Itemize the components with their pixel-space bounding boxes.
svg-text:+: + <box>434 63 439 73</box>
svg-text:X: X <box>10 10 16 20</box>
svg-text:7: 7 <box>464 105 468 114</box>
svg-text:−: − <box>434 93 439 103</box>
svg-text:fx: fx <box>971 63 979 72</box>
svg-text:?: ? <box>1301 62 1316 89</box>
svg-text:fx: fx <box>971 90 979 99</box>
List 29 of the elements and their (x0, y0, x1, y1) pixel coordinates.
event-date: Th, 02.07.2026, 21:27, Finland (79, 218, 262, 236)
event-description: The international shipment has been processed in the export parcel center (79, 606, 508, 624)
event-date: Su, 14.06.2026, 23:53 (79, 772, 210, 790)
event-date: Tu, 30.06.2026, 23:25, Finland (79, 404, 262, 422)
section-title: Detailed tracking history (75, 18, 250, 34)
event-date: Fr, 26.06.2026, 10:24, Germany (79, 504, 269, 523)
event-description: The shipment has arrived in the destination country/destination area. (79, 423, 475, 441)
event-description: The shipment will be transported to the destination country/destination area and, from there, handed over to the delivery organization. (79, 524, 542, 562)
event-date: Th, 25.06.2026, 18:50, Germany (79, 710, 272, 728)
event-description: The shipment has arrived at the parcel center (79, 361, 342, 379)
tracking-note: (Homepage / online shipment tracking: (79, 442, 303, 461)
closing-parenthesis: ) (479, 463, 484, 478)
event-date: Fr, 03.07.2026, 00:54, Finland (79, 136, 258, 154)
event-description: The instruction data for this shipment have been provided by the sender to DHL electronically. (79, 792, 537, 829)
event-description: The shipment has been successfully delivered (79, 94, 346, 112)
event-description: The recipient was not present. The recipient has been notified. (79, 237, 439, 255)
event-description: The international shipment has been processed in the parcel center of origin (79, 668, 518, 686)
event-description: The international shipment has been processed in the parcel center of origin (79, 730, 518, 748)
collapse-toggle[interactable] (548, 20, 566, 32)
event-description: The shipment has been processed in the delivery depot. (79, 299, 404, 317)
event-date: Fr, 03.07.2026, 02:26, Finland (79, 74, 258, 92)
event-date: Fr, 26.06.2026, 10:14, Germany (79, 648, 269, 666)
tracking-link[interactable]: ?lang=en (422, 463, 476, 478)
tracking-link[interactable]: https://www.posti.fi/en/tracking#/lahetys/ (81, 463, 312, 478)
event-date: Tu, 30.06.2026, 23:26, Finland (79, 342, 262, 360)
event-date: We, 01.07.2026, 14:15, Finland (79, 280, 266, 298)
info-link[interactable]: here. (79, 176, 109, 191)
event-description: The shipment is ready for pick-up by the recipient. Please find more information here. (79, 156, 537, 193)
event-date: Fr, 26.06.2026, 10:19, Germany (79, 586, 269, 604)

• • • •

[TO BE DONE] Can you rewrite everything from the start of these lines down to the line containing "event-description: The recipient" with "parcel center" replaced by "distribution hub" and nothing else changed?

[WRITTEN RESPONSE]
Itemize the components with their pixel-space bounding boxes.
svg-text:+: + <box>434 63 439 73</box>
svg-text:X: X <box>10 10 16 20</box>
svg-text:7: 7 <box>464 105 468 114</box>
svg-text:−: − <box>434 93 439 103</box>
svg-text:fx: fx <box>971 63 979 72</box>
svg-text:?: ? <box>1301 62 1316 89</box>
svg-text:fx: fx <box>971 90 979 99</box>
List 29 of the elements and their (x0, y0, x1, y1) pixel coordinates.
event-date: Th, 02.07.2026, 21:27, Finland (79, 218, 262, 236)
event-description: The international shipment has been processed in the export distribution hub (79, 606, 508, 624)
event-date: Su, 14.06.2026, 23:53 (79, 772, 210, 790)
event-date: Tu, 30.06.2026, 23:25, Finland (79, 404, 262, 422)
section-title: Detailed tracking history (75, 18, 250, 34)
event-date: Fr, 26.06.2026, 10:24, Germany (79, 504, 269, 523)
event-description: The shipment has arrived in the destination country/destination area. (79, 423, 475, 441)
event-description: The shipment will be transported to the destination country/destination area and, from there, handed over to the delivery organization. (79, 524, 542, 562)
event-date: Th, 25.06.2026, 18:50, Germany (79, 710, 272, 728)
event-description: The shipment has arrived at the distribution hub (79, 361, 342, 379)
tracking-note: (Homepage / online shipment tracking: (79, 442, 303, 461)
closing-parenthesis: ) (479, 463, 484, 478)
event-date: Fr, 03.07.2026, 00:54, Finland (79, 136, 258, 154)
event-description: The instruction data for this shipment have been provided by the sender to DHL electronically. (79, 792, 537, 829)
event-description: The shipment has been successfully delivered (79, 94, 346, 112)
event-description: The recipient was not present. The recipient has been notified. (79, 237, 439, 255)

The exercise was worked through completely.